SET EXERCISE - Within the records that follow, find every line containing the string "presente". Copy those lines.

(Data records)

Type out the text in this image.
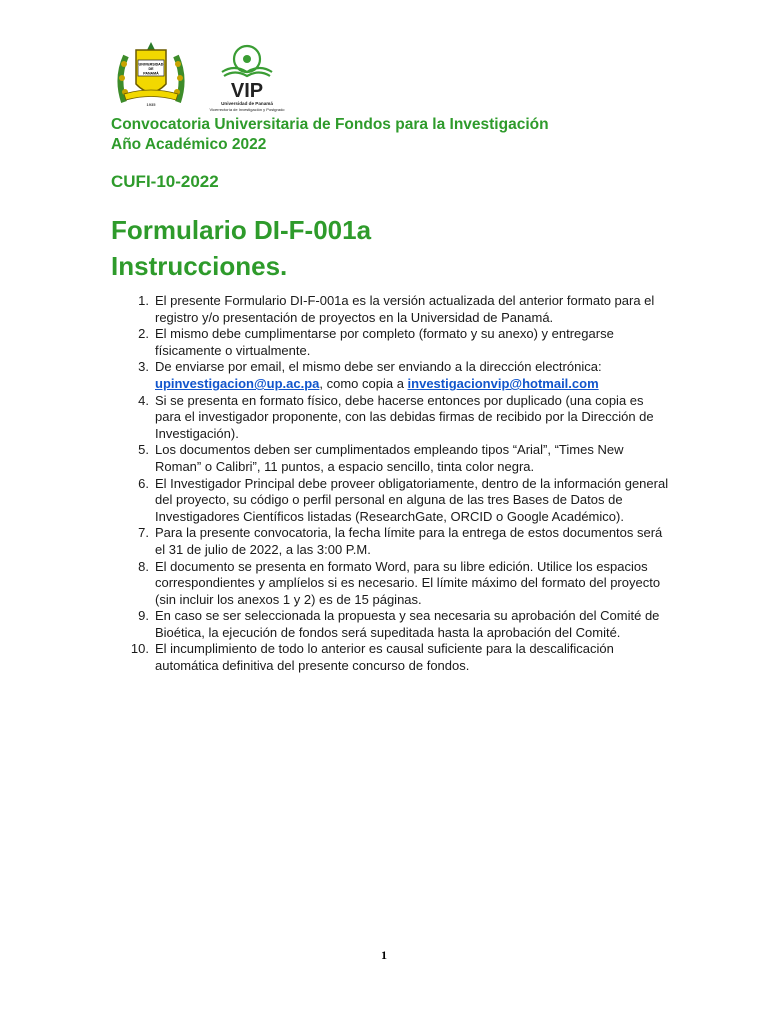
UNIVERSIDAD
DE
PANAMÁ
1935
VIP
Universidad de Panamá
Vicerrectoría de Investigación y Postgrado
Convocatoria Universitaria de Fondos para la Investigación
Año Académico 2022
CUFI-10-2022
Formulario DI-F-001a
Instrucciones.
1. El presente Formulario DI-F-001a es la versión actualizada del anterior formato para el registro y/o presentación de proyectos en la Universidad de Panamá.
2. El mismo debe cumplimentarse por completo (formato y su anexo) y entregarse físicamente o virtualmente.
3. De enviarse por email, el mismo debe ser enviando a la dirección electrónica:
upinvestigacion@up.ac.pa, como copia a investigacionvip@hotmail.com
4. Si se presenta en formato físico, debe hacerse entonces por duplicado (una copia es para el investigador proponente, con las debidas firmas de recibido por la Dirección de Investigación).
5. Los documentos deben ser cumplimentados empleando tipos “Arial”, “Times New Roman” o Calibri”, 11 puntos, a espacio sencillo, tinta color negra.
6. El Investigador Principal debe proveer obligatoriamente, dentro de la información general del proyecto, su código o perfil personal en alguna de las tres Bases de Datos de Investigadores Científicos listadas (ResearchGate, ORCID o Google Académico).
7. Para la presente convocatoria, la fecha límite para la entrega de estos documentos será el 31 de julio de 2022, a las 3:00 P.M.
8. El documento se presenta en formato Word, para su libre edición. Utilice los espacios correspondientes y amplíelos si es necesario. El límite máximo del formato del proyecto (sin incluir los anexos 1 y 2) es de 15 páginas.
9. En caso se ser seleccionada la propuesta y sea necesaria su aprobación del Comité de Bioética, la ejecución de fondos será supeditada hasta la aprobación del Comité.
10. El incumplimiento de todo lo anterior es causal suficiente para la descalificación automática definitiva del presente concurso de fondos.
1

COMPLETED EXERCISE -
1. El presente Formulario DI-F-001a es la versión actualizada del anterior formato para el registro y/o presentación de proyectos en la Universidad de Panamá.
7. Para la presente convocatoria, la fecha límite para la entrega de estos documentos será el 31 de julio de 2022, a las 3:00 P.M.
10. El incumplimiento de todo lo anterior es causal suficiente para la descalificación automática definitiva del presente concurso de fondos.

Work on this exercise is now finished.